§ Given task:
Output the entries verbatim, including every line.

═══ Data records

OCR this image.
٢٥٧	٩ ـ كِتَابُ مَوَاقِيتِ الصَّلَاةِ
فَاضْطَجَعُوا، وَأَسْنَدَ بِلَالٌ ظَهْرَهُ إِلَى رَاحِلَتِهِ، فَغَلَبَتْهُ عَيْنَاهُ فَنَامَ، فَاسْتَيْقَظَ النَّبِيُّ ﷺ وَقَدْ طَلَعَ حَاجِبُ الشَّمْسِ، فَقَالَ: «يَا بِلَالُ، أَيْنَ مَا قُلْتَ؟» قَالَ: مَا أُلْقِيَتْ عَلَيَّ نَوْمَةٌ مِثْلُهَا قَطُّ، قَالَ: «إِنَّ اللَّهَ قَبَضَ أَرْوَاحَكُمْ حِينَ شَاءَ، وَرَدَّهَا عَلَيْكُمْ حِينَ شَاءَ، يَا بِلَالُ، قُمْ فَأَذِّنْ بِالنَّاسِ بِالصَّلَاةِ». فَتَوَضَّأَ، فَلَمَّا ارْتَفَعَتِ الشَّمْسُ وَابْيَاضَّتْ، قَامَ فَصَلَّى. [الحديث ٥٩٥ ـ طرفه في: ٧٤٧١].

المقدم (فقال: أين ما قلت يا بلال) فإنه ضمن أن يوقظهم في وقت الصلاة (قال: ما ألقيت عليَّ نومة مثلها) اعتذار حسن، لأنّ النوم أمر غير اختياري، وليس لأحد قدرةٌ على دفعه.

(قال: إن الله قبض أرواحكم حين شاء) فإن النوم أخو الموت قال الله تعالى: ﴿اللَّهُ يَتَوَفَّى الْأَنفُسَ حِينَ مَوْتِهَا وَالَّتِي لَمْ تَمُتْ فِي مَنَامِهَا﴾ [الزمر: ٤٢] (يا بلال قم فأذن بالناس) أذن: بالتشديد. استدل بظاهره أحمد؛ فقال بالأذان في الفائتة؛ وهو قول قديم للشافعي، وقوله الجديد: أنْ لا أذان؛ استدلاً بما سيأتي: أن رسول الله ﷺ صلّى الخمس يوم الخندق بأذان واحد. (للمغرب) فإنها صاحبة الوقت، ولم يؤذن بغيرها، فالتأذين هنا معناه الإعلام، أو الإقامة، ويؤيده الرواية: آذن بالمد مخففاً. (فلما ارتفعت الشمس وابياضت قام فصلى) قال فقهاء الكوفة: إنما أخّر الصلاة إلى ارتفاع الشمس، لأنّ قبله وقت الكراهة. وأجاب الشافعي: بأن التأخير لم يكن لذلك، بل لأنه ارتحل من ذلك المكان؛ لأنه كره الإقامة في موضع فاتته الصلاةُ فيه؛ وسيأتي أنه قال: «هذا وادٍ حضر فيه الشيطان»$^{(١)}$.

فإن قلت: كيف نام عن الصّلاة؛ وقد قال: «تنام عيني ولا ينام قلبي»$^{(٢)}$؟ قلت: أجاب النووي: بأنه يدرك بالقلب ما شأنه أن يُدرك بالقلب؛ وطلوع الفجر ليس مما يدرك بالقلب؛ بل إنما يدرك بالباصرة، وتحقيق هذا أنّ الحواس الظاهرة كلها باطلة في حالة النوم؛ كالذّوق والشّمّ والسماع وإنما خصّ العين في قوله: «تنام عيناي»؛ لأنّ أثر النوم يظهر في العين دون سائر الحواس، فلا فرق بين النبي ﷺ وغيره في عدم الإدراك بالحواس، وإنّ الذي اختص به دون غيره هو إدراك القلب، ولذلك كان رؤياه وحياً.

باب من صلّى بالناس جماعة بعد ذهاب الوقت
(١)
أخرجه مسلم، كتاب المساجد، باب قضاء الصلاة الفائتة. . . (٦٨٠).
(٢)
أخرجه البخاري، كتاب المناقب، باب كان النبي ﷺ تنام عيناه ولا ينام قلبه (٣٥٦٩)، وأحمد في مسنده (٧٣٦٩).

══════

§ Answer for the task:
OCR this image.
٢٥٧	٩ ـ كِتَابُ مَوَاقِيتِ الصَّلَاةِ
فَاضْطَجَعُوا، وَأَسْنَدَ بِلَالٌ ظَهْرَهُ إِلَى رَاحِلَتِهِ، فَغَلَبَتْهُ عَيْنَاهُ فَنَامَ، فَاسْتَيْقَظَ النَّبِيُّ ﷺ وَقَدْ طَلَعَ حَاجِبُ الشَّمْسِ، فَقَالَ: «يَا بِلَالُ، أَيْنَ مَا قُلْتَ؟» قَالَ: مَا أُلْقِيَتْ عَلَيَّ نَوْمَةٌ مِثْلُهَا قَطُّ، قَالَ: «إِنَّ اللَّهَ قَبَضَ أَرْوَاحَكُمْ حِينَ شَاءَ، وَرَدَّهَا عَلَيْكُمْ حِينَ شَاءَ، يَا بِلَالُ، قُمْ فَأَذِّنْ بِالنَّاسِ بِالصَّلَاةِ». فَتَوَضَّأَ، فَلَمَّا ارْتَفَعَتِ الشَّمْسُ وَابْيَاضَّتْ، قَامَ فَصَلَّى. [الحديث ٥٩٥ ـ طرفه في: ٧٤٧١].

المقدم (فقال: أين ما قلت يا بلال) فإنه ضمن أن يوقظهم في وقت الصلاة (قال: ما ألقيت عليَّ نومة مثلها) اعتذار حسن، لأنّ النوم أمر غير اختياري، وليس لأحد قدرةٌ على دفعه.

(قال: إن الله قبض أرواحكم حين شاء) فإن النوم أخو الموت قال الله تعالى: ﴿اللَّهُ يَتَوَفَّى الْأَنفُسَ حِينَ مَوْتِهَا وَالَّتِي لَمْ تَمُتْ فِي مَنَامِهَا﴾ [الزمر: ٤٢] (يا بلال قم فأذن بالناس) أذن: بالتشديد. استدل بظاهره أحمد؛ فقال بالأذان في الفائتة؛ وهو قول قديم للشافعي، وقوله الجديد: أنْ لا أذان؛ استدلاً بما سيأتي: أن رسول الله ﷺ صلّى الخمس يوم الخندق بأذان واحد. (للمغرب) فإنها صاحبة الوقت، ولم يؤذن بغيرها، فالتأذين هنا معناه الإعلام، أو الإقامة، ويؤيده الرواية: آذن بالمد مخففاً. (فلما ارتفعت الشمس وابياضت قام فصلى) قال فقهاء الكوفة: إنما أخّر الصلاة إلى ارتفاع الشمس، لأنّ قبله وقت الكراهة. وأجاب الشافعي: بأن التأخير لم يكن لذلك، بل لأنه ارتحل من ذلك المكان؛ لأنه كره الإقامة في موضع فاتته الصلاةُ فيه؛ وسيأتي أنه قال: «هذا وادٍ حضر فيه الشيطان»$^{(١)}$.

فإن قلت: كيف نام عن الصّلاة؛ وقد قال: «تنام عيني ولا ينام قلبي»$^{(٢)}$؟ قلت: أجاب النووي: بأنه يدرك بالقلب ما شأنه أن يُدرك بالقلب؛ وطلوع الفجر ليس مما يدرك بالقلب؛ بل إنما يدرك بالباصرة، وتحقيق هذا أنّ الحواس الظاهرة كلها باطلة في حالة النوم؛ كالذّوق والشّمّ والسماع وإنما خصّ العين في قوله: «تنام عيناي»؛ لأنّ أثر النوم يظهر في العين دون سائر الحواس، فلا فرق بين النبي ﷺ وغيره في عدم الإدراك بالحواس، وإنّ الذي اختص به دون غيره هو إدراك القلب، ولذلك كان رؤياه وحياً.

باب من صلّى بالناس جماعة بعد ذهاب الوقت
(١)
أخرجه مسلم، كتاب المساجد، باب قضاء الصلاة الفائتة. . . (٦٨٠).
(٢)
أخرجه البخاري، كتاب المناقب، باب كان النبي ﷺ تنام عيناه ولا ينام قلبه (٣٥٦٩)، وأحمد في مسنده (٧٣٦٩).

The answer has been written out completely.